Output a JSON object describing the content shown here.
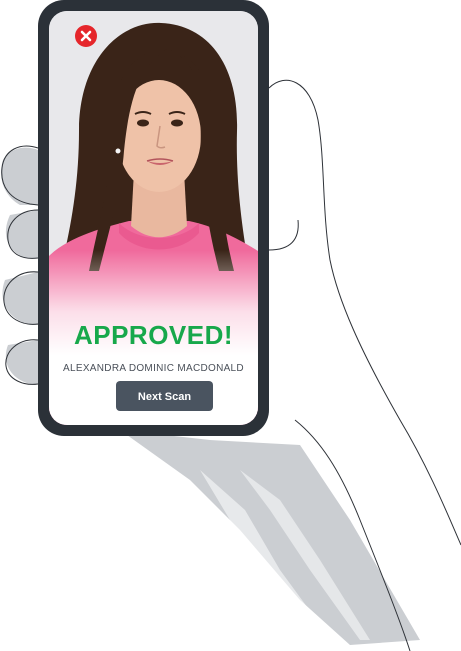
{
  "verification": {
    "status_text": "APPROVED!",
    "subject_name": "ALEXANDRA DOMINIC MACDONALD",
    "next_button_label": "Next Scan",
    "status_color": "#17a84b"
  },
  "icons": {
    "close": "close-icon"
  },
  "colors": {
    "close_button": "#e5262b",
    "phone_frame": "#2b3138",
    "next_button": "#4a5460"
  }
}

───

Exercise requirements = Reproduce the entries exactly. Do not carry over any picture.

Task answer =
Output a JSON object describing the content shown here.
{
  "verification": {
    "status_text": "APPROVED!",
    "subject_name": "ALEXANDRA DOMINIC MACDONALD",
    "next_button_label": "Next Scan",
    "status_color": "#17a84b"
  },
  "icons": {
    "close": "close-icon"
  },
  "colors": {
    "close_button": "#e5262b",
    "phone_frame": "#2b3138",
    "next_button": "#4a5460"
  }
}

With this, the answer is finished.